(Stored records)
::::::::::

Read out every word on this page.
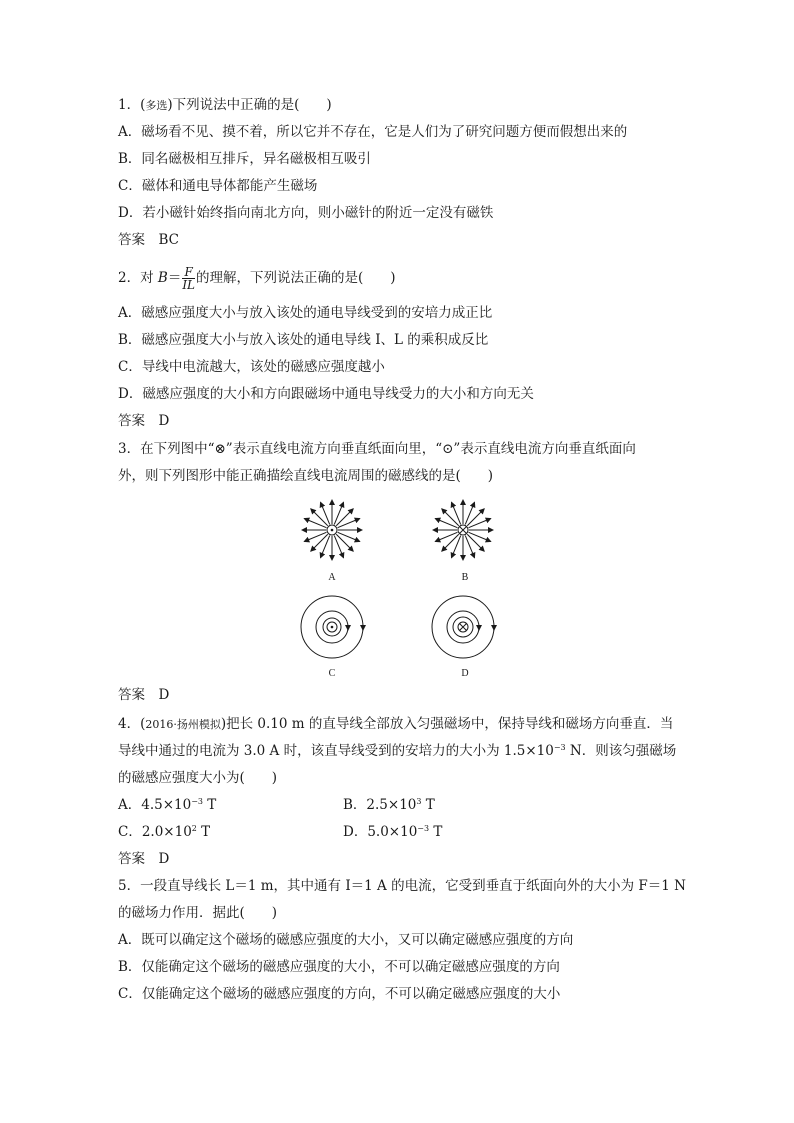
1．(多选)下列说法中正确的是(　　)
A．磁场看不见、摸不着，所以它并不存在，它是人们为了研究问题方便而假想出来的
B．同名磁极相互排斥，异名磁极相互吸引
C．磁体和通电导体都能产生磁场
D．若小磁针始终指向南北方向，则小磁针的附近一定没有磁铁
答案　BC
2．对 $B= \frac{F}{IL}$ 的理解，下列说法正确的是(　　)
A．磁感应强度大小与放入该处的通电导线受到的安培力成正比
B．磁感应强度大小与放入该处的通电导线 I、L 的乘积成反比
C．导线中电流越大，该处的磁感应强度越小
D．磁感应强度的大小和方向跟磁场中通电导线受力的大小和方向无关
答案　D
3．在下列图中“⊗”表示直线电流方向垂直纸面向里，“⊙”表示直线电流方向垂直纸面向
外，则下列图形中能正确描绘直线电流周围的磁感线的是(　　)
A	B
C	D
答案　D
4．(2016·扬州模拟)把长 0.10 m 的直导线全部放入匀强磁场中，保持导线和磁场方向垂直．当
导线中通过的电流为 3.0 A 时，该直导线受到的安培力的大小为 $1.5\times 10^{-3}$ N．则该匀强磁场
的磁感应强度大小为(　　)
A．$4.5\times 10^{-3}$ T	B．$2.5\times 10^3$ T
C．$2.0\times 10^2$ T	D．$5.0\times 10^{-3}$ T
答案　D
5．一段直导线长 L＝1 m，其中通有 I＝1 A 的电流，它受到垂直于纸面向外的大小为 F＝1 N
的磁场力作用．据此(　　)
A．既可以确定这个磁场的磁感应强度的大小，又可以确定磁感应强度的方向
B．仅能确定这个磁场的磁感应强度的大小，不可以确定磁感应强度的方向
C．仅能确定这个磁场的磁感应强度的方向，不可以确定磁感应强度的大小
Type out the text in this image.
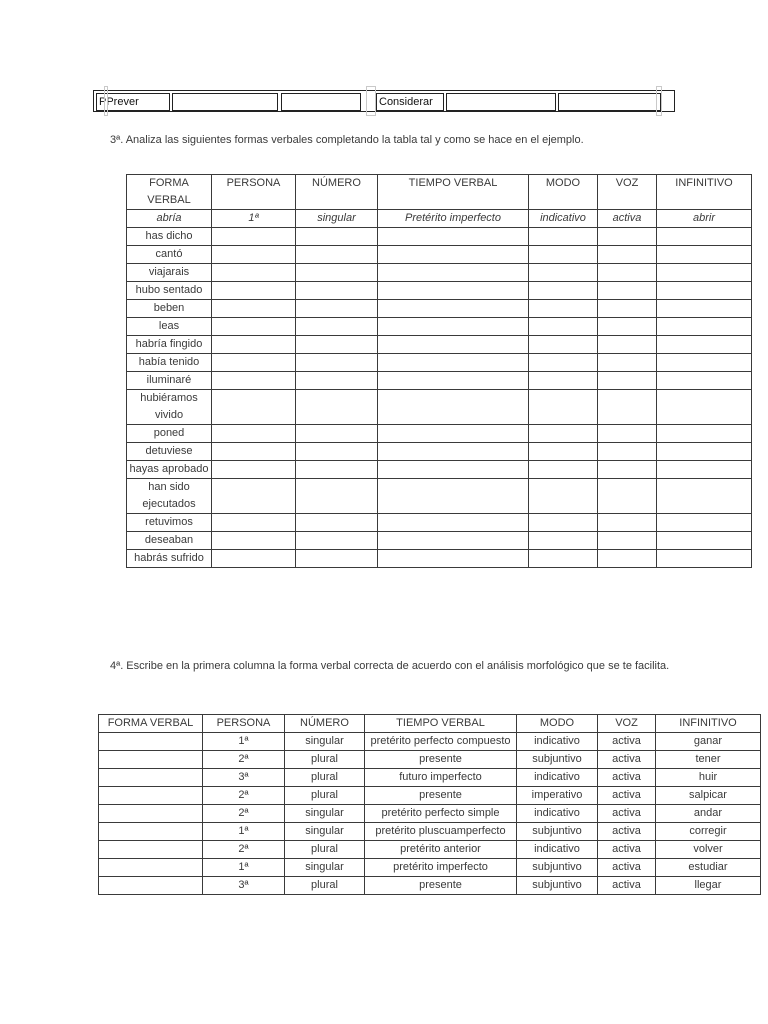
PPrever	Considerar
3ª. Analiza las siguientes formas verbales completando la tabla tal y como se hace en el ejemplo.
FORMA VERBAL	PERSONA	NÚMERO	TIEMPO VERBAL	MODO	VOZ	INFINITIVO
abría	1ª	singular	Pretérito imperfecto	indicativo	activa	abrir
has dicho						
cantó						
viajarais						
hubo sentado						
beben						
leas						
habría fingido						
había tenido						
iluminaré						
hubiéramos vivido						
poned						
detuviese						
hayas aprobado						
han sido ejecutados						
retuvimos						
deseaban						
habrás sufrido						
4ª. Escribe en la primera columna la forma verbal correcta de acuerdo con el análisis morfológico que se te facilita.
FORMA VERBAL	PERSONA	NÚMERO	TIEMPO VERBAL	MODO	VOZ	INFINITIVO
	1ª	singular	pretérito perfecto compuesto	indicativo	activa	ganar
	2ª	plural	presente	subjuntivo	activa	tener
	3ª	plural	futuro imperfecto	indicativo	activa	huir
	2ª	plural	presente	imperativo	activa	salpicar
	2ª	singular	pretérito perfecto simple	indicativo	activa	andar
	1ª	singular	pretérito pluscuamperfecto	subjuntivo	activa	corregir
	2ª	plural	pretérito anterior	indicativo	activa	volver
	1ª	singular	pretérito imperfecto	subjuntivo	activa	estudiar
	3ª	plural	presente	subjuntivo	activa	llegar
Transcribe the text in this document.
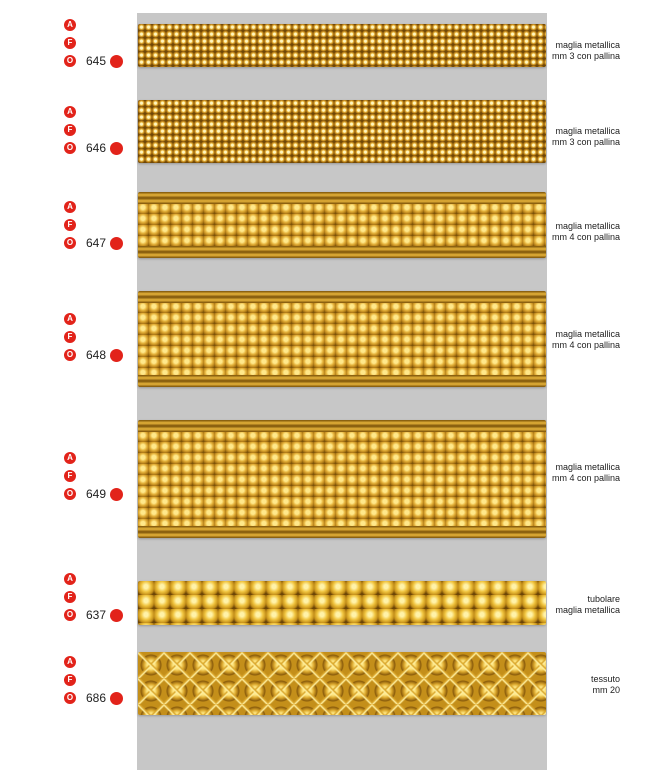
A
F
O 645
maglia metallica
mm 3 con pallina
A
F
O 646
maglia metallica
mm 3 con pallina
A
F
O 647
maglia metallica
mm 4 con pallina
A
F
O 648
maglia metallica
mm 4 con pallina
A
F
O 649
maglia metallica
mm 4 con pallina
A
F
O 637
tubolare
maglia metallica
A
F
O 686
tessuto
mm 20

::::::::::

= DIRECTIVE =
Copy out all the records exactly, excluding pictures.

= PROBLEM SOLUTION =
Read out every word on this page.
1．(多选)下列说法中正确的是(　　)
A．磁场看不见、摸不着，所以它并不存在，它是人们为了研究问题方便而假想出来的
B．同名磁极相互排斥，异名磁极相互吸引
C．磁体和通电导体都能产生磁场
D．若小磁针始终指向南北方向，则小磁针的附近一定没有磁铁
答案　BC
2．对 $B= \frac{F}{IL}$ 的理解，下列说法正确的是(　　)
A．磁感应强度大小与放入该处的通电导线受到的安培力成正比
B．磁感应强度大小与放入该处的通电导线 I、L 的乘积成反比
C．导线中电流越大，该处的磁感应强度越小
D．磁感应强度的大小和方向跟磁场中通电导线受力的大小和方向无关
答案　D
3．在下列图中“⊗”表示直线电流方向垂直纸面向里，“⊙”表示直线电流方向垂直纸面向
外，则下列图形中能正确描绘直线电流周围的磁感线的是(　　)
A	B
C	D
答案　D
4．(2016·扬州模拟)把长 0.10 m 的直导线全部放入匀强磁场中，保持导线和磁场方向垂直．当
导线中通过的电流为 3.0 A 时，该直导线受到的安培力的大小为 $1.5\times 10^{-3}$ N．则该匀强磁场
的磁感应强度大小为(　　)
A．$4.5\times 10^{-3}$ T	B．$2.5\times 10^3$ T
C．$2.0\times 10^2$ T	D．$5.0\times 10^{-3}$ T
答案　D
5．一段直导线长 L＝1 m，其中通有 I＝1 A 的电流，它受到垂直于纸面向外的大小为 F＝1 N
的磁场力作用．据此(　　)
A．既可以确定这个磁场的磁感应强度的大小，又可以确定磁感应强度的方向
B．仅能确定这个磁场的磁感应强度的大小，不可以确定磁感应强度的方向
C．仅能确定这个磁场的磁感应强度的方向，不可以确定磁感应强度的大小
Type out the text in this image.
PPrever	Considerar
3ª. Analiza las siguientes formas verbales completando la tabla tal y como se hace en el ejemplo.
FORMA VERBAL	PERSONA	NÚMERO	TIEMPO VERBAL	MODO	VOZ	INFINITIVO
abría	1ª	singular	Pretérito imperfecto	indicativo	activa	abrir
has dicho						
cantó						
viajarais						
hubo sentado						
beben						
leas						
habría fingido						
había tenido						
iluminaré						
hubiéramos vivido						
poned						
detuviese						
hayas aprobado						
han sido ejecutados						
retuvimos						
deseaban						
habrás sufrido						
4ª. Escribe en la primera columna la forma verbal correcta de acuerdo con el análisis morfológico que se te facilita.
FORMA VERBAL	PERSONA	NÚMERO	TIEMPO VERBAL	MODO	VOZ	INFINITIVO
	1ª	singular	pretérito perfecto compuesto	indicativo	activa	ganar
	2ª	plural	presente	subjuntivo	activa	tener
	3ª	plural	futuro imperfecto	indicativo	activa	huir
	2ª	plural	presente	imperativo	activa	salpicar
	2ª	singular	pretérito perfecto simple	indicativo	activa	andar
	1ª	singular	pretérito pluscuamperfecto	subjuntivo	activa	corregir
	2ª	plural	pretérito anterior	indicativo	activa	volver
	1ª	singular	pretérito imperfecto	subjuntivo	activa	estudiar
	3ª	plural	presente	subjuntivo	activa	llegar
Transcribe the text in this document.
A
F
O 645
maglia metallica
mm 3 con pallina
A
F
O 646
maglia metallica
mm 3 con pallina
A
F
O 647
maglia metallica
mm 4 con pallina
A
F
O 648
maglia metallica
mm 4 con pallina
A
F
O 649
maglia metallica
mm 4 con pallina
A
F
O 637
tubolare
maglia metallica
A
F
O 686
tessuto
mm 20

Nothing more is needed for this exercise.